Task objective:
Copy every line that contains the string "Connect" from the entries below.

┄┄┄┄┄┄┄┄┄┄┄┄┄┄┄┄┄┄┄┄

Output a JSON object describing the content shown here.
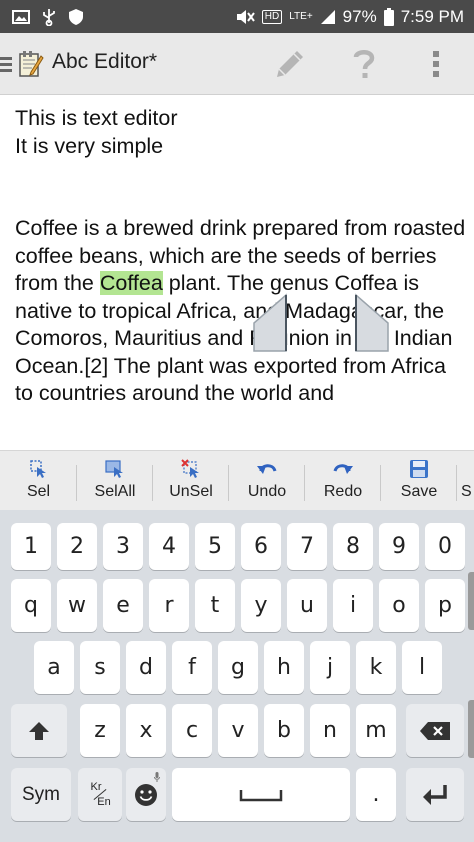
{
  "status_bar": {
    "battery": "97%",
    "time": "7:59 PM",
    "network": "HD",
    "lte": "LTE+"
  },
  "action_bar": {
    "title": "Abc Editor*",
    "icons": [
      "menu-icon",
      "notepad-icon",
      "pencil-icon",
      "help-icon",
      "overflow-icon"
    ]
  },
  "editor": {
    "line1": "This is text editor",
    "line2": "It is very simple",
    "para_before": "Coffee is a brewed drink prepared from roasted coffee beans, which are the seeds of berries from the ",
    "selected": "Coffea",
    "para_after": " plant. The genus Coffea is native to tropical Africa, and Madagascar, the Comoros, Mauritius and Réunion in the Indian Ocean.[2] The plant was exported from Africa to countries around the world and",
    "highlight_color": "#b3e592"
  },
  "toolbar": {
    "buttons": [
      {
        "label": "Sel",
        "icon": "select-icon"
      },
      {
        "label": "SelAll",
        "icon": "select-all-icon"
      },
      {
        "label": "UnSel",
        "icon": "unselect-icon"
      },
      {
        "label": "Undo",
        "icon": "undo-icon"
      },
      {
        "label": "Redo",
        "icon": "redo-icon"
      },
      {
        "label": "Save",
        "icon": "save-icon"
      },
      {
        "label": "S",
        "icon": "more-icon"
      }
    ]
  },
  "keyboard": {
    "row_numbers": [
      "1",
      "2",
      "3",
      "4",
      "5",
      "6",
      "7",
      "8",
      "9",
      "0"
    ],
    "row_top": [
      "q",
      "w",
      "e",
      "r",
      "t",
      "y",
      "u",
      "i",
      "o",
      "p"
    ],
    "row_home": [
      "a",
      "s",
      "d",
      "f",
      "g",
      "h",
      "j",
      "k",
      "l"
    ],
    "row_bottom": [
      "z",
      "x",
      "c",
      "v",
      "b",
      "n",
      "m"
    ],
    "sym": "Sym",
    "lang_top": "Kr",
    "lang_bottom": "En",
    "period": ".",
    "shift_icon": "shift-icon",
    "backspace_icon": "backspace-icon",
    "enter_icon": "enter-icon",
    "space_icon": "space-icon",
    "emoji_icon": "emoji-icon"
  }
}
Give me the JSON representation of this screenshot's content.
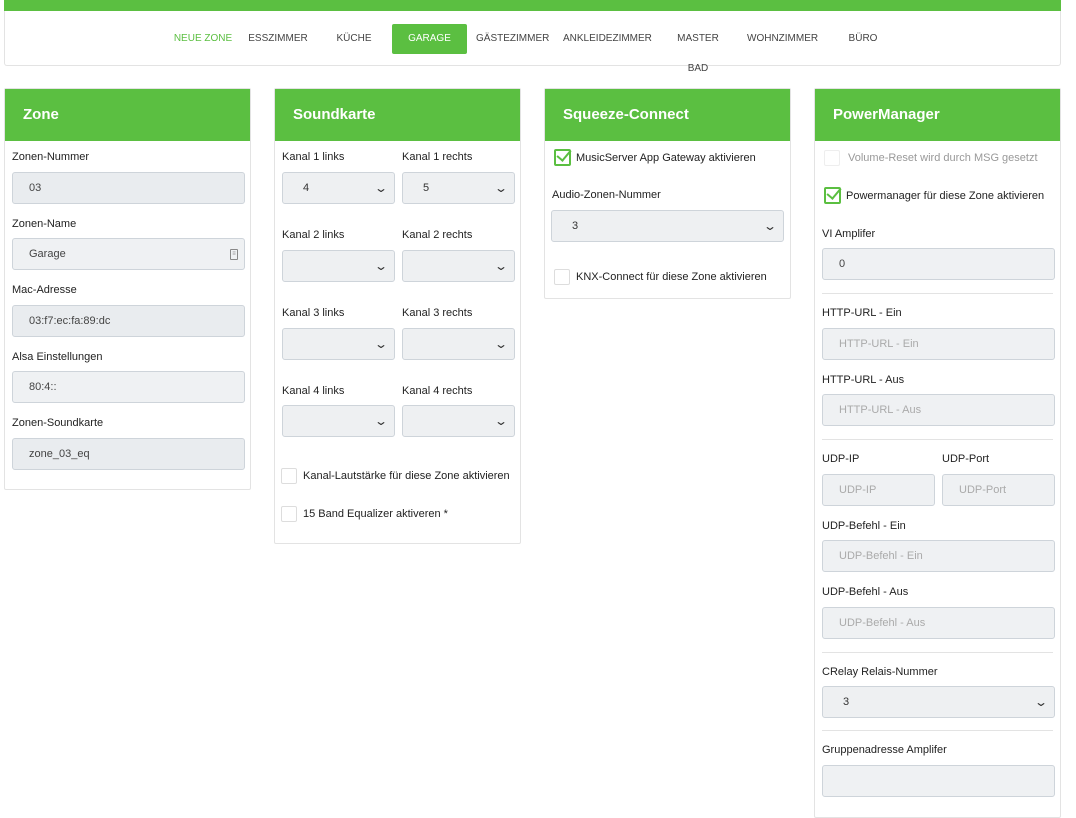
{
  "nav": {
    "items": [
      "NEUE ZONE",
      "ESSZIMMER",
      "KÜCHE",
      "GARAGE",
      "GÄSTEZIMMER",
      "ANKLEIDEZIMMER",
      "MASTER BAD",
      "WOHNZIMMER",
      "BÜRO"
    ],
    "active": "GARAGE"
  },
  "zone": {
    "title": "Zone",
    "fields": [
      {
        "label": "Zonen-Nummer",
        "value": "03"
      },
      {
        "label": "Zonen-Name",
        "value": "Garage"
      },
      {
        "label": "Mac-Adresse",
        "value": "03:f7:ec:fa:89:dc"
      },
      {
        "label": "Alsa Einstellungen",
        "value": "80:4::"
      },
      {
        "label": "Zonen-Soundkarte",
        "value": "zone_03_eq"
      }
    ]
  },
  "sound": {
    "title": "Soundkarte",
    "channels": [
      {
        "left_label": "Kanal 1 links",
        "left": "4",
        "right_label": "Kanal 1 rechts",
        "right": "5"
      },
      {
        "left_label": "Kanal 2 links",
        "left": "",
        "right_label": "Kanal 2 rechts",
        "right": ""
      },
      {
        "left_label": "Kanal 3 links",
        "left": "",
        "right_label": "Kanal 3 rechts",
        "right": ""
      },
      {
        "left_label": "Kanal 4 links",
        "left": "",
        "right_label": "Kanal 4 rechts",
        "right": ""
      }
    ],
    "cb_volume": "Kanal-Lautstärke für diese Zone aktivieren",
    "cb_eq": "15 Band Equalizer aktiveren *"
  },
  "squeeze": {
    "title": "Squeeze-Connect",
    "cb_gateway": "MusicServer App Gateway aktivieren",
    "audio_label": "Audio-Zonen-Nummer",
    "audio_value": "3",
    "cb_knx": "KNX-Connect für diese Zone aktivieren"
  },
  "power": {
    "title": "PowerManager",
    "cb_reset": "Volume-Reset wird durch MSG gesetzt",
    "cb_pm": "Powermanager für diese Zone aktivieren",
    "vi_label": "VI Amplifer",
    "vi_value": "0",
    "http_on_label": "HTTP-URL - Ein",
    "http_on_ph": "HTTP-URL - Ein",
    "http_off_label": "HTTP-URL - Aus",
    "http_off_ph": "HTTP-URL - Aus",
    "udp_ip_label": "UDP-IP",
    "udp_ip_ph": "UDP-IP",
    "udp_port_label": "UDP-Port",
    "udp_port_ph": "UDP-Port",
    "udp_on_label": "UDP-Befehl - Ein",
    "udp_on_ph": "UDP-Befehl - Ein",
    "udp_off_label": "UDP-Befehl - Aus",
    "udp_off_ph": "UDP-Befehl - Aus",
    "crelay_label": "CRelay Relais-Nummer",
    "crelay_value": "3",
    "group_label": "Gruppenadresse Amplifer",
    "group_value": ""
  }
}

┄┄┄┄┄┄┄┄┄┄┄┄┄┄┄┄┄┄┄┄

Exercise solution:
    "title": "Squeeze-Connect",
    "cb_knx": "KNX-Connect für diese Zone aktivieren"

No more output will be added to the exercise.